The task:
Can you output the material exactly as written, minus any pictures it holds?

Supplied material:
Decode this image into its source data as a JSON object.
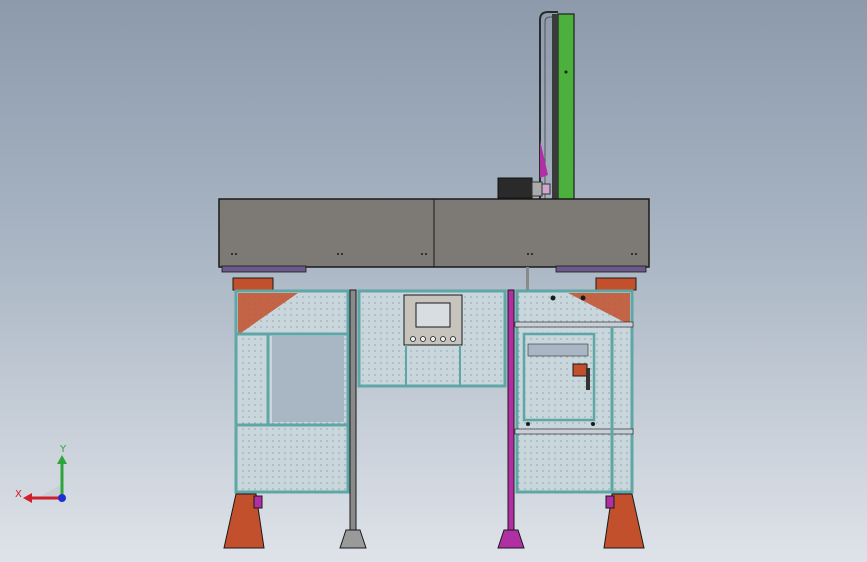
{
  "viewport": {
    "background_top": "#8c9aac",
    "background_bottom": "#dfe3e9"
  },
  "model": {
    "frame_color": "#5fa6a6",
    "mesh_color": "#c9d6dc",
    "table_color": "#7d7a75",
    "leg_color": "#c2502c",
    "upright_color": "#4cb03c",
    "accent_color": "#b02fa2",
    "motor_color": "#2a2a2a"
  },
  "triad": {
    "x_label": "X",
    "y_label": "Y",
    "x_color": "#d0202a",
    "y_color": "#2ea43a",
    "z_color": "#2030d0"
  }
}
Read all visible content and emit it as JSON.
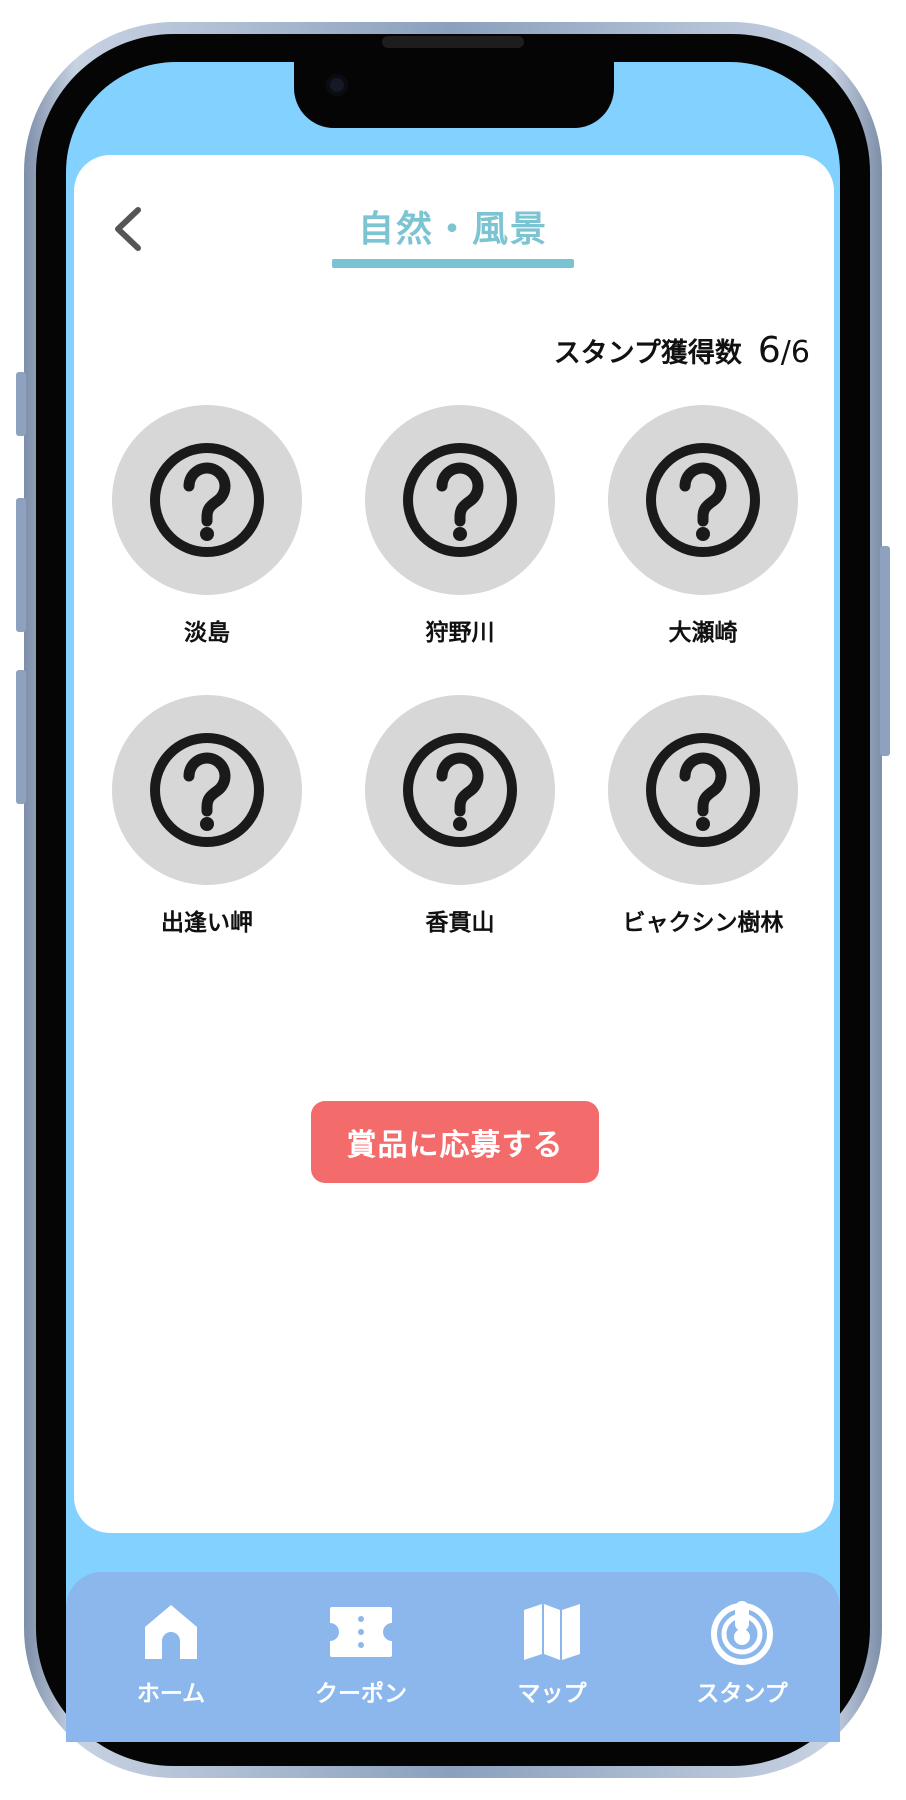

Worked solution:
Decode this image into its source data as a JSON object.
{
  "viewport": {
    "background_top": "#8c9aac",
    "background_bottom": "#dfe3e9"
  },
  "model": {
    "frame_color": "#5fa6a6",
    "mesh_color": "#c9d6dc",
    "table_color": "#7d7a75",
    "leg_color": "#c2502c",
    "upright_color": "#4cb03c",
    "accent_color": "#b02fa2",
    "motor_color": "#2a2a2a"
  },
  "triad": {
    "x_label": "X",
    "y_label": "Y",
    "x_color": "#d0202a",
    "y_color": "#2ea43a",
    "z_color": "#2030d0"
  }
}
Read all visible content and emit it as JSON.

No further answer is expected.